[Problem]
Identify the lines that contain the word "星星之火可以燎原", then copy them.

[Material shown]
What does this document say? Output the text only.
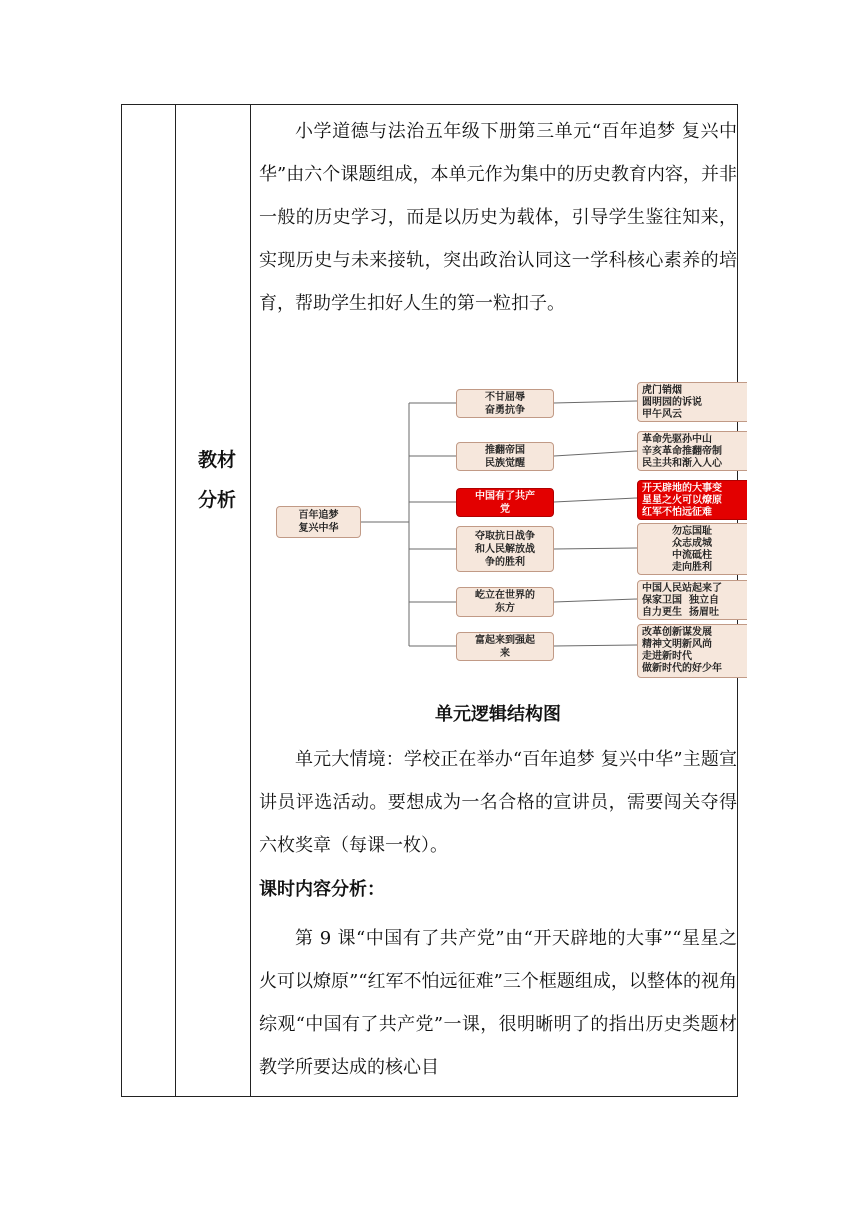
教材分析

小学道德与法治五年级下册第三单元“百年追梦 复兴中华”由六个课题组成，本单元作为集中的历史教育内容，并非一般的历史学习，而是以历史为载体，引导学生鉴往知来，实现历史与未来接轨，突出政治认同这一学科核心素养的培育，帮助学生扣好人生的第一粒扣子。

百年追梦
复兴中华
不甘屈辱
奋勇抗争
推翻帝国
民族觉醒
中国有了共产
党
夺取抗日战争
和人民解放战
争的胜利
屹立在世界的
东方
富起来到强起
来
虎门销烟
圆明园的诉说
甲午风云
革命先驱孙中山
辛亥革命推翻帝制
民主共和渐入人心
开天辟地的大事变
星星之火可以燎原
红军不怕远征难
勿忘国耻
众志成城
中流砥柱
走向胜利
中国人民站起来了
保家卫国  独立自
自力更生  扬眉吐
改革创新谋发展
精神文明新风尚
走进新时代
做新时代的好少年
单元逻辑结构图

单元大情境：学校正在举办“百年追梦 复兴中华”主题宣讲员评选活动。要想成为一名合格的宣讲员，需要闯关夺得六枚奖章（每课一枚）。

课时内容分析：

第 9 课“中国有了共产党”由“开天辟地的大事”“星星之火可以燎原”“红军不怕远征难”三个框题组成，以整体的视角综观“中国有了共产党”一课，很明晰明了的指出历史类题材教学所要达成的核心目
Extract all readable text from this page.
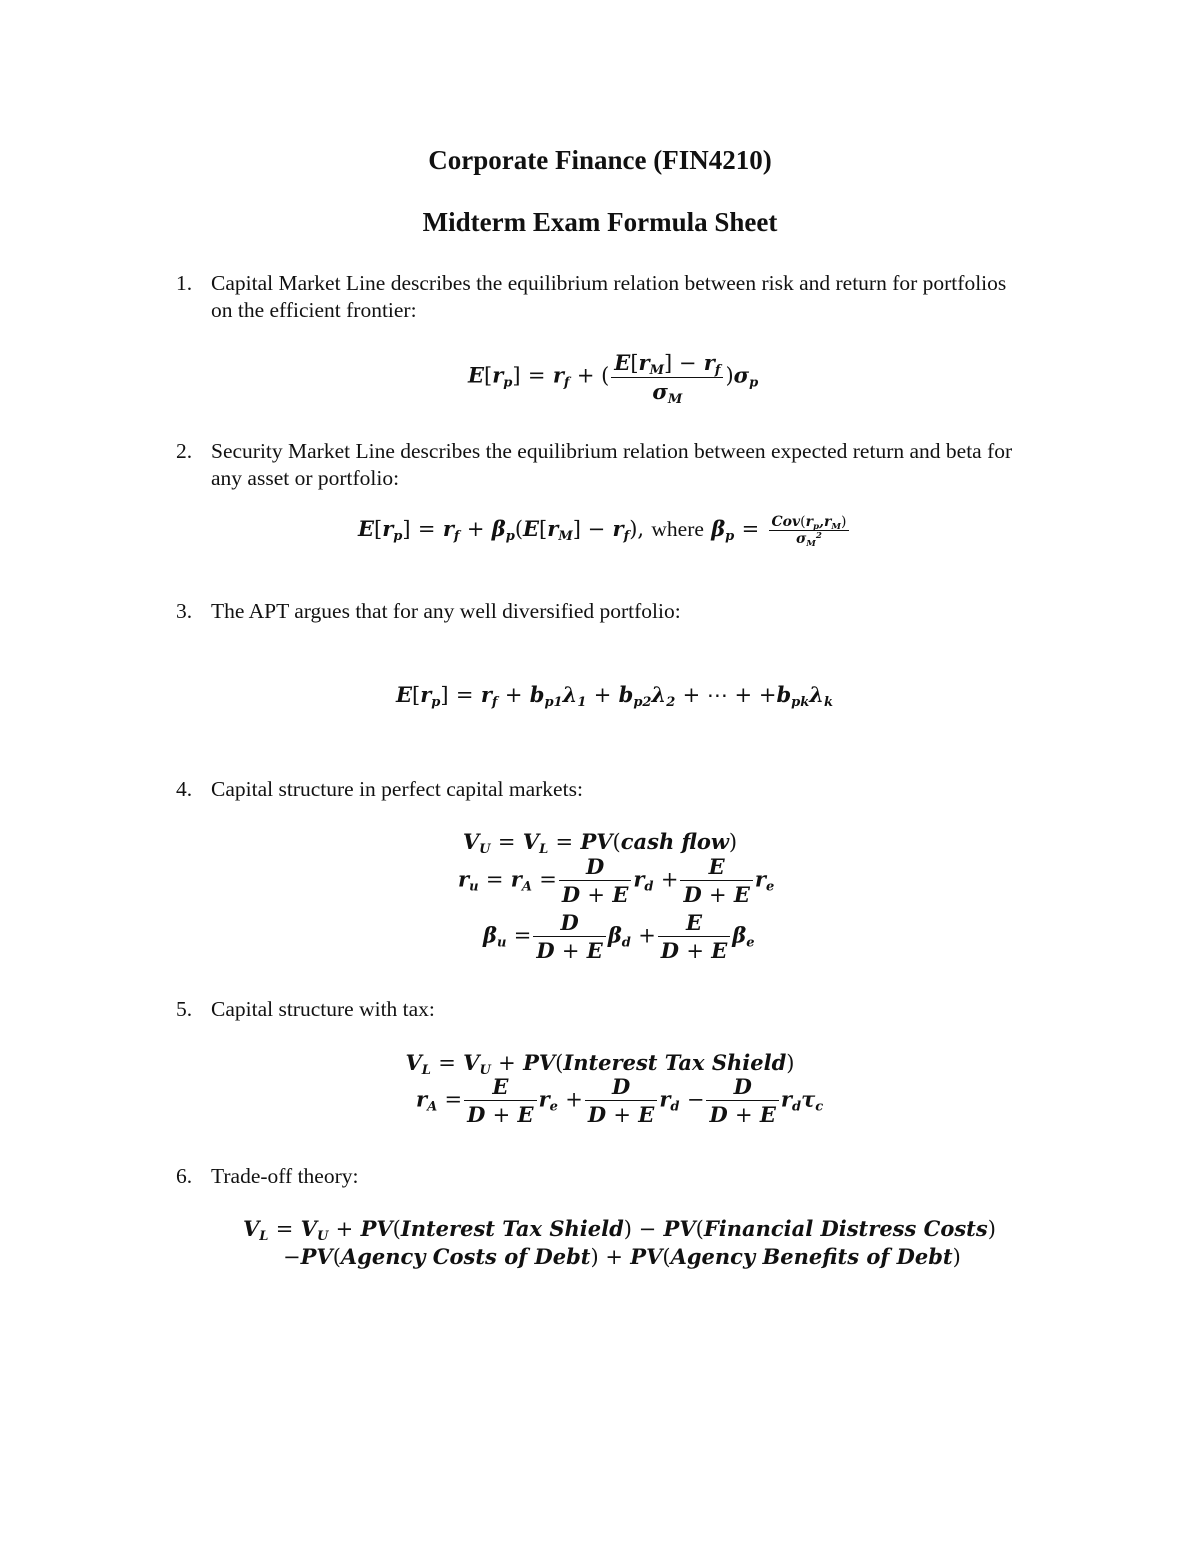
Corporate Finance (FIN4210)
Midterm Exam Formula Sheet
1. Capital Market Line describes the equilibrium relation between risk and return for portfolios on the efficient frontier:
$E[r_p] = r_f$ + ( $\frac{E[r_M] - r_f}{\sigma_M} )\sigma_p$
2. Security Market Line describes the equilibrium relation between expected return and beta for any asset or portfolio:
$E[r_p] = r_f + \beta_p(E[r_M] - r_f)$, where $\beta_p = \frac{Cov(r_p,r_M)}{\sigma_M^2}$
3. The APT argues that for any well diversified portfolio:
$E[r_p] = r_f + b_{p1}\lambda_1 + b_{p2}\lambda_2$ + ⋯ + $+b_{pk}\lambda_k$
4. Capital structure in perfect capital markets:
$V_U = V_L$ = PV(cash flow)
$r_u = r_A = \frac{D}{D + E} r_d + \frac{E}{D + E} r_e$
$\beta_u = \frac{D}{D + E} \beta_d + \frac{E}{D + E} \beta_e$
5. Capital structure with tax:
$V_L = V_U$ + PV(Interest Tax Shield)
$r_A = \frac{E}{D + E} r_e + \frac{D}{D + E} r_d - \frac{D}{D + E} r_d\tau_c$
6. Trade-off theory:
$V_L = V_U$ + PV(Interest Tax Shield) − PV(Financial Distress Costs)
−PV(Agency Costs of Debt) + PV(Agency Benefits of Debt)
* * *
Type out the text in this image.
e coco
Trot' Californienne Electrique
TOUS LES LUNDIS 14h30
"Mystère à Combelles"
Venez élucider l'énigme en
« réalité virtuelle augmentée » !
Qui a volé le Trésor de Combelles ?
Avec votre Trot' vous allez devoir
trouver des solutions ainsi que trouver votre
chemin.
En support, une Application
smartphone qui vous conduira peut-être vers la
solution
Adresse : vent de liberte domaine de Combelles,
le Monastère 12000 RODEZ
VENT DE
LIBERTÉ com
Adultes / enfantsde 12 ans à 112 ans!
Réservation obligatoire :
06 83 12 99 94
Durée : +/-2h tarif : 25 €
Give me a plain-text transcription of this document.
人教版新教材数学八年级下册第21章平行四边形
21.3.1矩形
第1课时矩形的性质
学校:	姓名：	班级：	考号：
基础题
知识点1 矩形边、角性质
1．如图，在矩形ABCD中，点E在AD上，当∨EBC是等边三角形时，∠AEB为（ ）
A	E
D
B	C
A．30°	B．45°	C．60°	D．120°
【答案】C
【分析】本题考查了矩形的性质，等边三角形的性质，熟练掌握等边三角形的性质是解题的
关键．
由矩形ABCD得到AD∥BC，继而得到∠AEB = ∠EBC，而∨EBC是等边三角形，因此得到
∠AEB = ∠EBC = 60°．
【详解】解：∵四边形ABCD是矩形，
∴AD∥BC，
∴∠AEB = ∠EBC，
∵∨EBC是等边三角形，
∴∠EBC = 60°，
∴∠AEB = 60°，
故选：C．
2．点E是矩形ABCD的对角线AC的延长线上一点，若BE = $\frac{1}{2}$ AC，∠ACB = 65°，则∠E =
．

[In response]
星星之火可以燎原
第 9 课“中国有了共产党”由“开天辟地的大事”“星星之火可以燎原”“红军不怕远征难”三个框题组成，以整体的视角综观“中国有了共产党”一课，很明晰明了的指出历史类题材教学所要达成的核心目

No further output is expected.